Task to carry out
Copy each line of the data below with the word "this".

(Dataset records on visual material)

::::

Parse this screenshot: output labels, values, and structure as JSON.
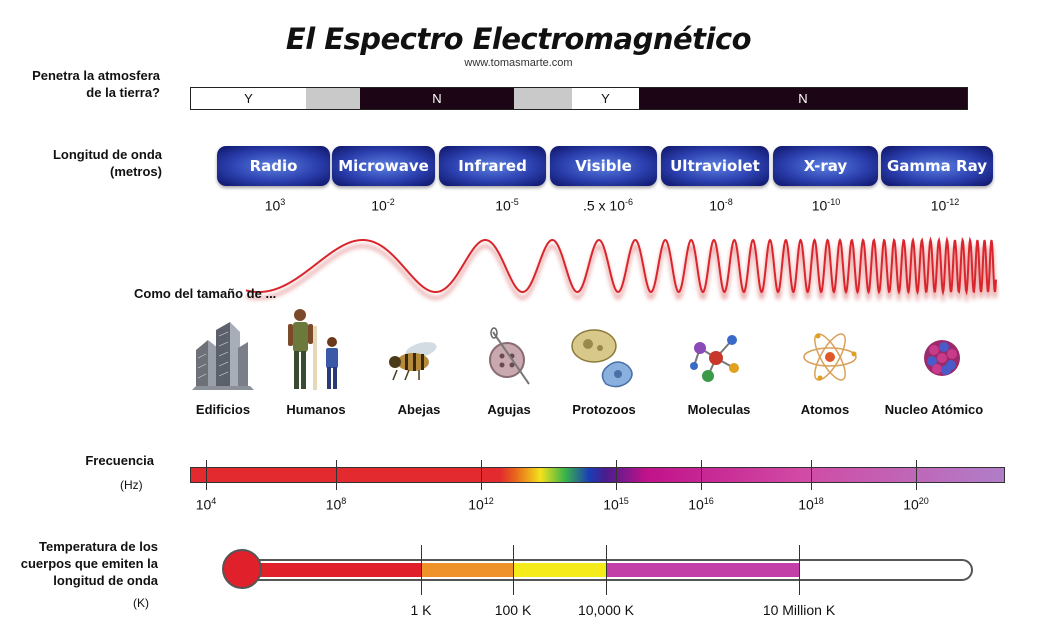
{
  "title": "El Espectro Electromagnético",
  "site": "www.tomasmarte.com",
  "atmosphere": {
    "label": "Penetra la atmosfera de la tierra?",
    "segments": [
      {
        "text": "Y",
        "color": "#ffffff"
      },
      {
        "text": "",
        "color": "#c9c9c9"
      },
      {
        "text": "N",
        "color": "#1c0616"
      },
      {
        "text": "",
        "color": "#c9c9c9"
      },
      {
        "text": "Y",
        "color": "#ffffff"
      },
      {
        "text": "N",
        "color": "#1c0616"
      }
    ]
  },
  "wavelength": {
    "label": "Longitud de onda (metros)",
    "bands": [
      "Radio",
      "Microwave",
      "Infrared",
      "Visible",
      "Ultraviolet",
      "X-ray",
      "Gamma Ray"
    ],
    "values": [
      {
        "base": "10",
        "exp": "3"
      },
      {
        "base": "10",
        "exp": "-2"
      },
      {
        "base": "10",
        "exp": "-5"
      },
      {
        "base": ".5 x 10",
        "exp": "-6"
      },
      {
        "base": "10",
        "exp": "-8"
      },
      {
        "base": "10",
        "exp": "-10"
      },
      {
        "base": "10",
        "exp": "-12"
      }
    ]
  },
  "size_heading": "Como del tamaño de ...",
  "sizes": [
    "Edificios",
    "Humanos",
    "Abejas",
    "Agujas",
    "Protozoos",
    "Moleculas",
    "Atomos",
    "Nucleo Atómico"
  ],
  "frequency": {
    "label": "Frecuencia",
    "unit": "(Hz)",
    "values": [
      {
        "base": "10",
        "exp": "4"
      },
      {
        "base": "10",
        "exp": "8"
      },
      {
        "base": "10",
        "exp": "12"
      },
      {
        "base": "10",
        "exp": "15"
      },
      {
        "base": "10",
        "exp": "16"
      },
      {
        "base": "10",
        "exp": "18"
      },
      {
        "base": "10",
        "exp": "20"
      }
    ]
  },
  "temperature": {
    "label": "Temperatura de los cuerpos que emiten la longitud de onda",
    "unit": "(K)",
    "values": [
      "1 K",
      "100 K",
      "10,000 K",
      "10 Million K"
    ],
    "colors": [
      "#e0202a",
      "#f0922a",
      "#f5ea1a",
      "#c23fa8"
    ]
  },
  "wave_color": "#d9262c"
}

::::

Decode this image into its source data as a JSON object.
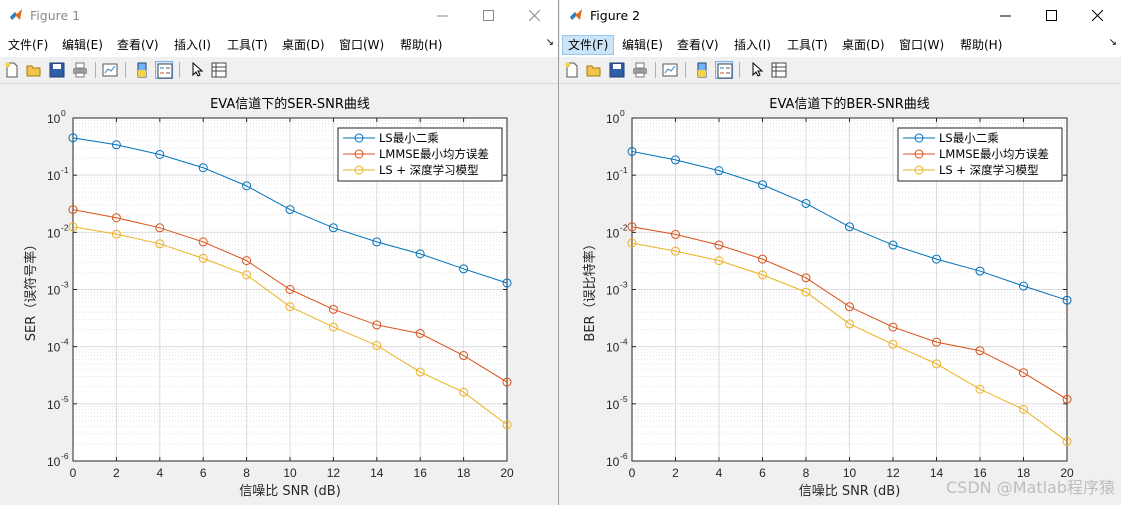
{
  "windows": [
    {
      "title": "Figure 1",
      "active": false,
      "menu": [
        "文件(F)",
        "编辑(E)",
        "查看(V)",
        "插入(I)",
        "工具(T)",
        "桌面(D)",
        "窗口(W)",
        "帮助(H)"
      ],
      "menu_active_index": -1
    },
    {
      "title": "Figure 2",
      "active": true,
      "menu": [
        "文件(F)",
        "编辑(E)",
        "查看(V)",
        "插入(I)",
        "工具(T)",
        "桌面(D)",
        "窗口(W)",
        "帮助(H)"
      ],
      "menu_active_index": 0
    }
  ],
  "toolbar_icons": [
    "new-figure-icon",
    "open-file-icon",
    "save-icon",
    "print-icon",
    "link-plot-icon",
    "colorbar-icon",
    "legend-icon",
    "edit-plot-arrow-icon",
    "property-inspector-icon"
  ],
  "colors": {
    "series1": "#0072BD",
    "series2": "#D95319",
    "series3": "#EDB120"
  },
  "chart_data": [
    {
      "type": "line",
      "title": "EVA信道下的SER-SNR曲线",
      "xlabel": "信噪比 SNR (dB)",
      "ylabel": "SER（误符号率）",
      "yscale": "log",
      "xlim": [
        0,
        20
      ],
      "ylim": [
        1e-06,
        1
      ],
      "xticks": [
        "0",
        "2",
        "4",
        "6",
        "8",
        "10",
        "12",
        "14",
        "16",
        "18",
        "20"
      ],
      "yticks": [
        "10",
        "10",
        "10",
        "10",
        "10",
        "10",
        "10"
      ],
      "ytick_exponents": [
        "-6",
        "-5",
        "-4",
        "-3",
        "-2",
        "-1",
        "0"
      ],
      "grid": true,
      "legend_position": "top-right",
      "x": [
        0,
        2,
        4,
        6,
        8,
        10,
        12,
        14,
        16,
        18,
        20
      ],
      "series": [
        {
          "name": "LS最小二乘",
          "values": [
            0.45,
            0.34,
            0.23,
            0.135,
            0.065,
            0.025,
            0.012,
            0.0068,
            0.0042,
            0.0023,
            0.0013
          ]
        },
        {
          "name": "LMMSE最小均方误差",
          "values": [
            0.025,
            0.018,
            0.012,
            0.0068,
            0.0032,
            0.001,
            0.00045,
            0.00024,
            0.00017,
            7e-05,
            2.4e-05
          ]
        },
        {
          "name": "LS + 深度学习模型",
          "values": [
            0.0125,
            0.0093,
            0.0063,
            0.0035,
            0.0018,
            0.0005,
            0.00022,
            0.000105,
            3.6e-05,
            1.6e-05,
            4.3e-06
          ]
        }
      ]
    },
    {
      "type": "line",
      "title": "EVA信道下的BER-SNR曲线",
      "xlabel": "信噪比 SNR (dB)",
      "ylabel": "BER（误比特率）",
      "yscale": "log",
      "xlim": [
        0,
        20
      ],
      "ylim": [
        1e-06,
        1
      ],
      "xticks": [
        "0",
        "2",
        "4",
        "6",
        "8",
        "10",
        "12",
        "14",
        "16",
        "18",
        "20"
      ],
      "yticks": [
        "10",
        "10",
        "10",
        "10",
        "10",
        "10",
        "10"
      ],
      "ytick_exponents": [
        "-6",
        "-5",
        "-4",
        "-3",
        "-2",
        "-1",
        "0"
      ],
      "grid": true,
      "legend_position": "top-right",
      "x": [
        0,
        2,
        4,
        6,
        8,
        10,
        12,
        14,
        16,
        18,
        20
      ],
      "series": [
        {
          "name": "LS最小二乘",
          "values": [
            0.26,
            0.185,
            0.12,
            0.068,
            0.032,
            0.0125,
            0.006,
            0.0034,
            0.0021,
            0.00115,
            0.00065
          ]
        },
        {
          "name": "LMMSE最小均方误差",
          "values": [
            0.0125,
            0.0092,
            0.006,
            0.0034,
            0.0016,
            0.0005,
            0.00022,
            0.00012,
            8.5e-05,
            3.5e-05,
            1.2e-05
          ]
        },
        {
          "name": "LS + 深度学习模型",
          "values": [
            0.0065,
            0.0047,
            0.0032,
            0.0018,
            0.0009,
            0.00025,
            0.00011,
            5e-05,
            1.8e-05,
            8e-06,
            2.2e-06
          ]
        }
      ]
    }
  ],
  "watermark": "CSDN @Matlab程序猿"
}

::::

Exercise solution
Parse this screenshot: output labels, values, and structure as JSON.
Decode this image into its source data as a JSON object.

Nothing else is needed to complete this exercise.